**SET PROBLEM**
Copy the listing below word for word, from its first line through the line containing "The size of", with both of those lines included.

[begin MATERIAL PROVIDED]

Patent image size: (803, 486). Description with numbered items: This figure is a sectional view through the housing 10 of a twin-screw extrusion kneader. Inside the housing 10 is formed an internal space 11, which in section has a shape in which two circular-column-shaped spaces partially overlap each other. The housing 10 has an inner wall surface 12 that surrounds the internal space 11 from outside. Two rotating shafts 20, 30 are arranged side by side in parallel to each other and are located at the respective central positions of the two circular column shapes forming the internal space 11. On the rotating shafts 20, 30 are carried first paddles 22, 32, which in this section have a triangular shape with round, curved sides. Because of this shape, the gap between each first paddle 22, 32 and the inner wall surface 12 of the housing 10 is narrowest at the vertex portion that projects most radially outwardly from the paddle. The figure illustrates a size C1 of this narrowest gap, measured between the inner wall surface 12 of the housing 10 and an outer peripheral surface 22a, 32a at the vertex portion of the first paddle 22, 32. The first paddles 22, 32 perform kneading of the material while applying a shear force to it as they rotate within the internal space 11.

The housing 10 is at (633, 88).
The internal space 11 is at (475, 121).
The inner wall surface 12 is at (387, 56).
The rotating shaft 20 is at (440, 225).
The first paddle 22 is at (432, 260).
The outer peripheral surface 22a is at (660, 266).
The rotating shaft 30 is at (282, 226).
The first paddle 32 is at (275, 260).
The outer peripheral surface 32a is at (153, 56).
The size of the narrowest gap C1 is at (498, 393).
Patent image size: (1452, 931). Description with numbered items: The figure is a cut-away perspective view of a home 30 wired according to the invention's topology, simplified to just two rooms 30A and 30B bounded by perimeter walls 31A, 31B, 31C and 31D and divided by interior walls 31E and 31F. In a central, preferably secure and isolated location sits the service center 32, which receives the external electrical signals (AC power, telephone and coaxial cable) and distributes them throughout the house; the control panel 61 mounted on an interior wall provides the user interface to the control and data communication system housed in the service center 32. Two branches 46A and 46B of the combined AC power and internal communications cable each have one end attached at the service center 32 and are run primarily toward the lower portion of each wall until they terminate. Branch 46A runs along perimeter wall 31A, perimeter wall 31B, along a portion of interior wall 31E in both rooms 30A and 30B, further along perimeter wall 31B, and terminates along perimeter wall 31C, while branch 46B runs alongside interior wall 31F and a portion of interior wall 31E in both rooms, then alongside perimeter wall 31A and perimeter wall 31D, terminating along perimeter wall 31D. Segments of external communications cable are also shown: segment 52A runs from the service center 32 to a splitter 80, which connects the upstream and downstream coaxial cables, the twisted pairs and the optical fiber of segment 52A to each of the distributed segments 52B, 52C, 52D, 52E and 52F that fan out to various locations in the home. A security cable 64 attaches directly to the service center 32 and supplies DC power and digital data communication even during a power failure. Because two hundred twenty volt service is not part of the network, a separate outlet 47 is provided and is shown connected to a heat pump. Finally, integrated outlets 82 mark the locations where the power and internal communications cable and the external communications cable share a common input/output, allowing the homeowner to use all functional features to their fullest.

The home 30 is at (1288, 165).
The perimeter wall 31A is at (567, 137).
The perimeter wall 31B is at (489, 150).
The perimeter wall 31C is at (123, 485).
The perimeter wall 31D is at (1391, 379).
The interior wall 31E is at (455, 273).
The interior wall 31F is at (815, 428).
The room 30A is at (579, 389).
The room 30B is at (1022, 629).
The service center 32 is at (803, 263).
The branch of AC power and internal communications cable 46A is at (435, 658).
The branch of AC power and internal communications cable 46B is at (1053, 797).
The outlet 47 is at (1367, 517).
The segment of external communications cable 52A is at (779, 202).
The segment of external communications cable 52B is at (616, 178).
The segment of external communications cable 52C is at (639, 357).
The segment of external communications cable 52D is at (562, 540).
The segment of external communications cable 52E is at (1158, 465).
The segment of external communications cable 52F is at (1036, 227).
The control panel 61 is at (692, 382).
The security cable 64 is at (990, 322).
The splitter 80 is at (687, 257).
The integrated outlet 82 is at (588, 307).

[end MATERIAL PROVIDED]

**TASK SOLUTION**
Patent image size: (803, 486). Description with numbered items: This figure is a sectional view through the housing 10 of a twin-screw extrusion kneader. Inside the housing 10 is formed an internal space 11, which in section has a shape in which two circular-column-shaped spaces partially overlap each other. The housing 10 has an inner wall surface 12 that surrounds the internal space 11 from outside. Two rotating shafts 20, 30 are arranged side by side in parallel to each other and are located at the respective central positions of the two circular column shapes forming the internal space 11. On the rotating shafts 20, 30 are carried first paddles 22, 32, which in this section have a triangular shape with round, curved sides. Because of this shape, the gap between each first paddle 22, 32 and the inner wall surface 12 of the housing 10 is narrowest at the vertex portion that projects most radially outwardly from the paddle. The figure illustrates a size C1 of this narrowest gap, measured between the inner wall surface 12 of the housing 10 and an outer peripheral surface 22a, 32a at the vertex portion of the first paddle 22, 32. The first paddles 22, 32 perform kneading of the material while applying a shear force to it as they rotate within the internal space 11.

The housing 10 is at (633, 88).
The internal space 11 is at (475, 121).
The inner wall surface 12 is at (387, 56).
The rotating shaft 20 is at (440, 225).
The first paddle 22 is at (432, 260).
The outer peripheral surface 22a is at (660, 266).
The rotating shaft 30 is at (282, 226).
The first paddle 32 is at (275, 260).
The outer peripheral surface 32a is at (153, 56).
The size of the narrowest gap C1 is at (498, 393).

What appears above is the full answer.